***** Working data

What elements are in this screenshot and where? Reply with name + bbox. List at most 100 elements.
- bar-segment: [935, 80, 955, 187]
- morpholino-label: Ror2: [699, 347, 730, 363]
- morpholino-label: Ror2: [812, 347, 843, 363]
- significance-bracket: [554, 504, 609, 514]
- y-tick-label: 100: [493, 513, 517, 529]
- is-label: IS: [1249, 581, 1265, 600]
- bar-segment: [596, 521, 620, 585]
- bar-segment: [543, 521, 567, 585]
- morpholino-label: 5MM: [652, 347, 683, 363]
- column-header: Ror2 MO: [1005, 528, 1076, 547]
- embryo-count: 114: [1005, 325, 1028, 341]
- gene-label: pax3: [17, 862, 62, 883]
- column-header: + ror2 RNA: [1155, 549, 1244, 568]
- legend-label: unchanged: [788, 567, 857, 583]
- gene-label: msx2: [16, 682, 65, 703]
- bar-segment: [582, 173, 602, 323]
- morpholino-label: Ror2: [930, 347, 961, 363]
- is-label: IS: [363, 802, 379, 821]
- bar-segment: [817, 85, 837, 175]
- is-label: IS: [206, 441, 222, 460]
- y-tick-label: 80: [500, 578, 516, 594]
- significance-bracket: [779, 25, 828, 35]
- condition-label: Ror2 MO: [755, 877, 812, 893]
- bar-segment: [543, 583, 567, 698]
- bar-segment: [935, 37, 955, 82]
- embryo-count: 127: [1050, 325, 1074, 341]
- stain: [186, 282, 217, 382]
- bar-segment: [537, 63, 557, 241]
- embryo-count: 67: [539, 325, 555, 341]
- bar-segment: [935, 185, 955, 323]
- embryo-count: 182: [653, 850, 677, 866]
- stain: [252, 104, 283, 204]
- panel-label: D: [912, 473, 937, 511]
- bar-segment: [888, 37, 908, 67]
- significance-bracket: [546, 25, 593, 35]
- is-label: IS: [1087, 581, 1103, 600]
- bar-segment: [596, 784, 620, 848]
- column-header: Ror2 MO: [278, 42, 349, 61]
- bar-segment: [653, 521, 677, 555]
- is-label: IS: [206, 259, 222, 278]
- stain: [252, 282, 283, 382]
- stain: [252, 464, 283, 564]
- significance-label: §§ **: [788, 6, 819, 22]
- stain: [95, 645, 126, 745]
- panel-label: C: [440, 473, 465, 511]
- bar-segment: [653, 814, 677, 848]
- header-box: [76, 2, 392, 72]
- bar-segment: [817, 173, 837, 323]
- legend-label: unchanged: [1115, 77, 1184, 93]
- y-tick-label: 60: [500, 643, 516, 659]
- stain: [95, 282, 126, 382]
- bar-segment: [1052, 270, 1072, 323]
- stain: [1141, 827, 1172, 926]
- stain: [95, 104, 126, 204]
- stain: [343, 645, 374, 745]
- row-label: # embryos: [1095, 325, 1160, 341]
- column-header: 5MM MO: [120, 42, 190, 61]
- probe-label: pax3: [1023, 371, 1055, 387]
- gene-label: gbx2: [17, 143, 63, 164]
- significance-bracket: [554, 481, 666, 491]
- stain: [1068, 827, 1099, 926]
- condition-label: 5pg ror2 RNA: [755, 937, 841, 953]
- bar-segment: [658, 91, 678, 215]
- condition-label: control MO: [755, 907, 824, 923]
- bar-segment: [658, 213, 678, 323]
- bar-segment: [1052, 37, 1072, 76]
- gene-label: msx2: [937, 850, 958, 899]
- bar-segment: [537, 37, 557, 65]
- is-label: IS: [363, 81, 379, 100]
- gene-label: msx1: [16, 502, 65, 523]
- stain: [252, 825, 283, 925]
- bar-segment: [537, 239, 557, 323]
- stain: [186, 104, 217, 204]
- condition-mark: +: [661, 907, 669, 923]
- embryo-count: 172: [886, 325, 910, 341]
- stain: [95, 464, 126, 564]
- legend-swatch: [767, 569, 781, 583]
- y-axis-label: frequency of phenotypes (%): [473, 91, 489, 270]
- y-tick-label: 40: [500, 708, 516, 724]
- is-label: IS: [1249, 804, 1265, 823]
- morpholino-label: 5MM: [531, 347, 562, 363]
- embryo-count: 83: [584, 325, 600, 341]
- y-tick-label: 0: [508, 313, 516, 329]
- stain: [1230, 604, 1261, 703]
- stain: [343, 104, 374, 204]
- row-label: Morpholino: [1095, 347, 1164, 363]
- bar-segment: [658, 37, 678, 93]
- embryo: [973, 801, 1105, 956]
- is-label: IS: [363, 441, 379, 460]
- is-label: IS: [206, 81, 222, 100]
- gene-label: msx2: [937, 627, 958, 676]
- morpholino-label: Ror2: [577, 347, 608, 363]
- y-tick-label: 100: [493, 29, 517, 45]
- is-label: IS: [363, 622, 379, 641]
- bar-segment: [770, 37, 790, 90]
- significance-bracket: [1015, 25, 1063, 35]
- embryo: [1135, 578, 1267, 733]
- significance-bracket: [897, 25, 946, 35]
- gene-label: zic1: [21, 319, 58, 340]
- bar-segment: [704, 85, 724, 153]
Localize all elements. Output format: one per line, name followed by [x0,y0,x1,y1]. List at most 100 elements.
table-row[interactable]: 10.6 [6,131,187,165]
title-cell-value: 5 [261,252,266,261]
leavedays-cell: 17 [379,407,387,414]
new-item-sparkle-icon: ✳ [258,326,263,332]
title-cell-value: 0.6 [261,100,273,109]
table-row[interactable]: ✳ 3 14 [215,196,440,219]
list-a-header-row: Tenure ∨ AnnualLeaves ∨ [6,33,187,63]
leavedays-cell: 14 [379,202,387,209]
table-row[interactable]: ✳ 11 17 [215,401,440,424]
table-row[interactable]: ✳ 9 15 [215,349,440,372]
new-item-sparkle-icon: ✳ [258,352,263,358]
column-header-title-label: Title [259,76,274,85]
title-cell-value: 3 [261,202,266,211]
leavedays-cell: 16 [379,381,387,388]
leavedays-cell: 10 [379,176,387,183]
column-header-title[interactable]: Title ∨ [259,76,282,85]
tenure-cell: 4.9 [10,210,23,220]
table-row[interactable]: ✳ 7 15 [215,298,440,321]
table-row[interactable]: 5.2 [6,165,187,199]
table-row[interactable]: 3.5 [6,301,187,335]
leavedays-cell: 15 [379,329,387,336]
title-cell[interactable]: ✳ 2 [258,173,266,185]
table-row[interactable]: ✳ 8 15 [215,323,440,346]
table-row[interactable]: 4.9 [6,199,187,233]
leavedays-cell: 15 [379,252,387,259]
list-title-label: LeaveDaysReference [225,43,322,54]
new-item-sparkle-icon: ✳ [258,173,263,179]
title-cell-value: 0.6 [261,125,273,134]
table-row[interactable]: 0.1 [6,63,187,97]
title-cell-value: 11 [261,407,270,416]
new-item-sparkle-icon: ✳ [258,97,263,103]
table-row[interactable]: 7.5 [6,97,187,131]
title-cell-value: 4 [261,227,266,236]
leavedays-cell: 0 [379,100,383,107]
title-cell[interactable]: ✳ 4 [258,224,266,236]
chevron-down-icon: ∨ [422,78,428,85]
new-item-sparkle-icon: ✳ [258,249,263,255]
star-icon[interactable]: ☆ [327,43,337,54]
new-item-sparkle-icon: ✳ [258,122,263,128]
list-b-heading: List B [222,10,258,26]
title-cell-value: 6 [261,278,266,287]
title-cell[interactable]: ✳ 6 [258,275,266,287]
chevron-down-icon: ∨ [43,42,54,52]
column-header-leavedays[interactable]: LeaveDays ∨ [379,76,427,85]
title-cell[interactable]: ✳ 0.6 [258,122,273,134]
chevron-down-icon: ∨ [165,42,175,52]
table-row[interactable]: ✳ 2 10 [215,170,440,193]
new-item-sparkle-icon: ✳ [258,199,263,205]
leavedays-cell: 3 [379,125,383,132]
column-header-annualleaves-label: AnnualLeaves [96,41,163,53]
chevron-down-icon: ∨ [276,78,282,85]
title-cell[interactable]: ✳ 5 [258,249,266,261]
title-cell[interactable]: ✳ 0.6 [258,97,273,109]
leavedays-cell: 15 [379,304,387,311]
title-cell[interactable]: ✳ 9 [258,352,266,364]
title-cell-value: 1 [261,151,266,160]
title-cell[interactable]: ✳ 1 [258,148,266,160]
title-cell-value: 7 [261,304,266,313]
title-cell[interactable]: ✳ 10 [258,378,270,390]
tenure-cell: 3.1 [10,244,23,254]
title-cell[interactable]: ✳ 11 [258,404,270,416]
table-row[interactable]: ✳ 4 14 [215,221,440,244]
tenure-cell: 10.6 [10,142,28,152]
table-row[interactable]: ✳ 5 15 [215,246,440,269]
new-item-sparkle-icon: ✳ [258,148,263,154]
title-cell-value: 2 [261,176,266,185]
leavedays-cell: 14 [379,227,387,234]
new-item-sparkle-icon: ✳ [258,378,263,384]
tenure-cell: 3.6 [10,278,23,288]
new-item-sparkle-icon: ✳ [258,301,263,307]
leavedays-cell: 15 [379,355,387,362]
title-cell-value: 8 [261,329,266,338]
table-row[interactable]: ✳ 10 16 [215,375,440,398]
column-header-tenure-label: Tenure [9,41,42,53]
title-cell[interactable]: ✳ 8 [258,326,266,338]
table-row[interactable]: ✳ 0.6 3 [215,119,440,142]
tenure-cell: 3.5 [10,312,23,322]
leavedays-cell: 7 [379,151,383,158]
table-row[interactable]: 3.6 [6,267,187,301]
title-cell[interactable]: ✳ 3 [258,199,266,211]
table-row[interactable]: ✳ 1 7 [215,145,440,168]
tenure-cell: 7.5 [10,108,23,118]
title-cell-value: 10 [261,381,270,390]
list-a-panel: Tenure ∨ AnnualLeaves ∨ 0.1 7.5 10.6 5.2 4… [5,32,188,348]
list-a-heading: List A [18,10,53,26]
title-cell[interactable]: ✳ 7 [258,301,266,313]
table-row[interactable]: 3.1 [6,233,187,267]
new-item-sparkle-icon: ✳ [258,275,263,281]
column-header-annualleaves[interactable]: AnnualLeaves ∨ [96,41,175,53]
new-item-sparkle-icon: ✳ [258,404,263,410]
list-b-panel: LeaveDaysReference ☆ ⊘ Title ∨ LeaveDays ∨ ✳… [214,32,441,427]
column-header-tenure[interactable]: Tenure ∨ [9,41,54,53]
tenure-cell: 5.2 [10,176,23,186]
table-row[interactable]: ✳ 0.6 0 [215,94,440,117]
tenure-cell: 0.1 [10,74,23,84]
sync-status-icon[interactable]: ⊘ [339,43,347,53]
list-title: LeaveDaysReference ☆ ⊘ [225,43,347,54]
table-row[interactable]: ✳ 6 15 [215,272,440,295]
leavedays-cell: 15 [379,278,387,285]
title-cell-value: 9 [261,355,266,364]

**********

» **What you are asked to do**: Count the lines in the entries above that contain the string "most". Give only the number.

» **Answer to this problem**: 2